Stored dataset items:
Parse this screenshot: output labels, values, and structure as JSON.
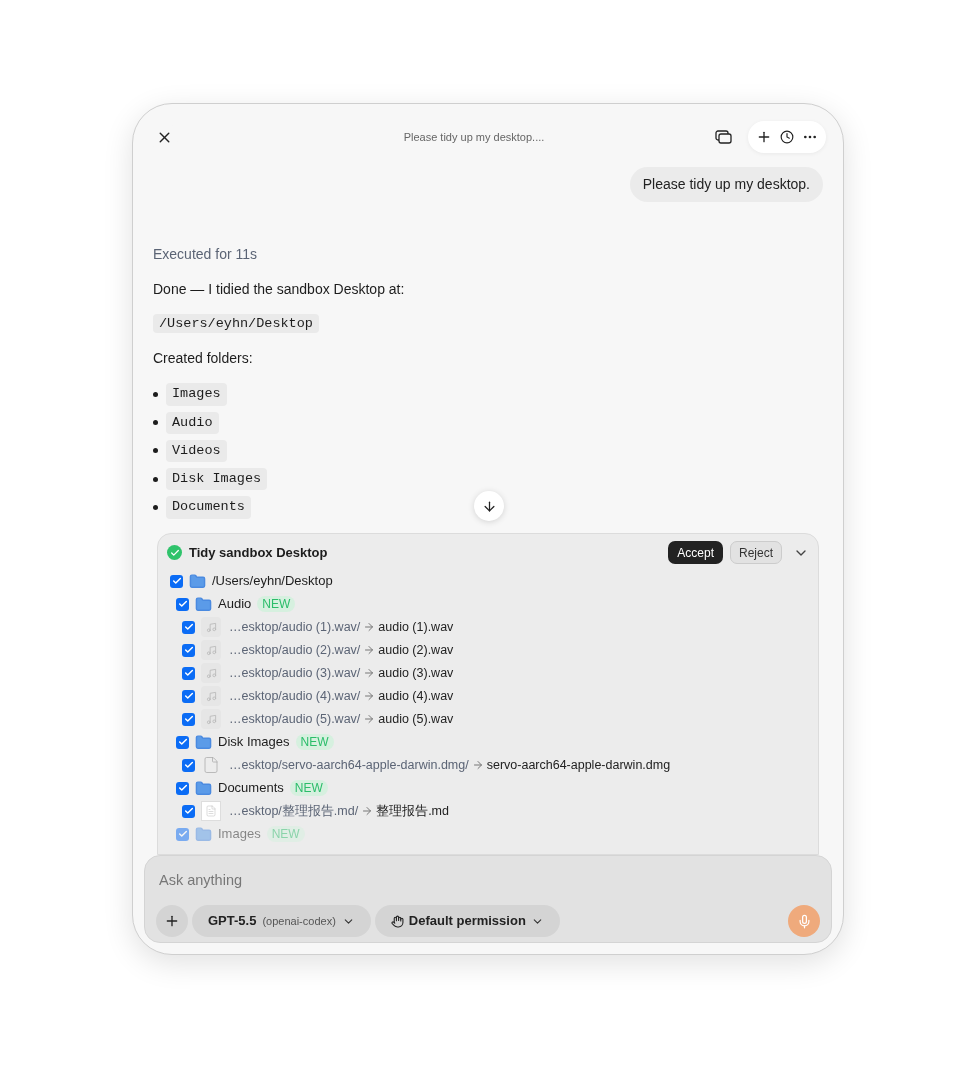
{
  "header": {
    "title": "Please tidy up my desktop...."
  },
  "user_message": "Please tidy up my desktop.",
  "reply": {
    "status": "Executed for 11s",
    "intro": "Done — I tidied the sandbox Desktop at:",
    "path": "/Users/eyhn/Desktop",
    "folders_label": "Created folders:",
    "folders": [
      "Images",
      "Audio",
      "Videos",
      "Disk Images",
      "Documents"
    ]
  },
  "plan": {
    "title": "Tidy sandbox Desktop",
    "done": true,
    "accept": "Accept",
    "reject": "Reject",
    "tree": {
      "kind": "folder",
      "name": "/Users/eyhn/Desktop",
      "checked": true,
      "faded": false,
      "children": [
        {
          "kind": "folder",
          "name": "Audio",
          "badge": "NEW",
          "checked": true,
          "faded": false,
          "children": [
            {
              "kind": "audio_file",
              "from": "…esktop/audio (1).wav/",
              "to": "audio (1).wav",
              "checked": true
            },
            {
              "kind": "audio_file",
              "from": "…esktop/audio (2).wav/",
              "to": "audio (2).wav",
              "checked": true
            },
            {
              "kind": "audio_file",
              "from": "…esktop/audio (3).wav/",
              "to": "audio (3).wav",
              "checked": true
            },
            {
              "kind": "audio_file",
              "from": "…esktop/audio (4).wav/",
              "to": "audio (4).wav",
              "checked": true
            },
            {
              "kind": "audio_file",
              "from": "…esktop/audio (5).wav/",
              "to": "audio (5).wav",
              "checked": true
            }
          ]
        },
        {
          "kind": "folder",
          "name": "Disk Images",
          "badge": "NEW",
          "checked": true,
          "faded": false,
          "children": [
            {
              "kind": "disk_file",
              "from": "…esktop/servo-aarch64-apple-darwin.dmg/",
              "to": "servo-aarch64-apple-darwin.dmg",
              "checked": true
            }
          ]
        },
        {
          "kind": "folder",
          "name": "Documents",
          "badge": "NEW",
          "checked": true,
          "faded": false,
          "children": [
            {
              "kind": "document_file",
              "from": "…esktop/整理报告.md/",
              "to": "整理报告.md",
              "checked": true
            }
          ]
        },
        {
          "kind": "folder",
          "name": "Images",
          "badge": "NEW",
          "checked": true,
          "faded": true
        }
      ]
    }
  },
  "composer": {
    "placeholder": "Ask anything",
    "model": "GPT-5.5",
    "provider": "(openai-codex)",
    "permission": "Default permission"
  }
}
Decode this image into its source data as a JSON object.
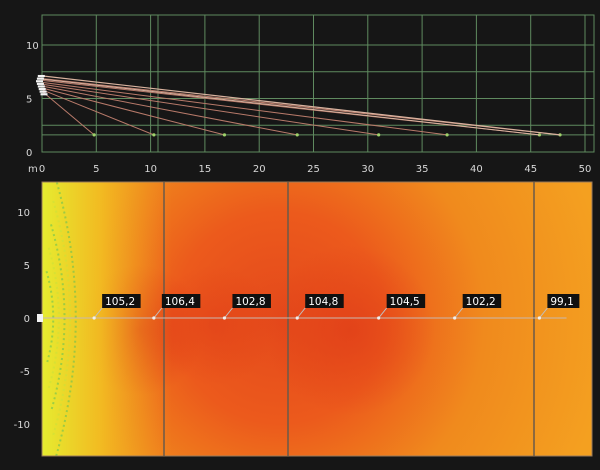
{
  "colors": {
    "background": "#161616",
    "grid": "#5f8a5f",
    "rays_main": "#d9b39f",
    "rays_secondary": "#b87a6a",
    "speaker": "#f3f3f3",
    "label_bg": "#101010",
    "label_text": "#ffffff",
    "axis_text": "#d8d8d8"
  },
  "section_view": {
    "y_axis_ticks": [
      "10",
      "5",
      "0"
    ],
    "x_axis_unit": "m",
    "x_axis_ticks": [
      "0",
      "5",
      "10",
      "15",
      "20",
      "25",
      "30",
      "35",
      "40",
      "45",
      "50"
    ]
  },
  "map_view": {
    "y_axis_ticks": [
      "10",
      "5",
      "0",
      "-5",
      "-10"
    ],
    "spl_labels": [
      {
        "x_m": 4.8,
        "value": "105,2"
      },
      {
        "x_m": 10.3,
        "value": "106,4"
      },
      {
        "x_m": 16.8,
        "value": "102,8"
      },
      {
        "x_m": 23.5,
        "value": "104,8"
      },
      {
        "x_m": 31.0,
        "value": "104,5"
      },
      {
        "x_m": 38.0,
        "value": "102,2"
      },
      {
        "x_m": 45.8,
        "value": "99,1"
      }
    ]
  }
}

**Task prompt**
Only the number is needed: state how many lines in the listing contain "servo".

**Answer for the task**
2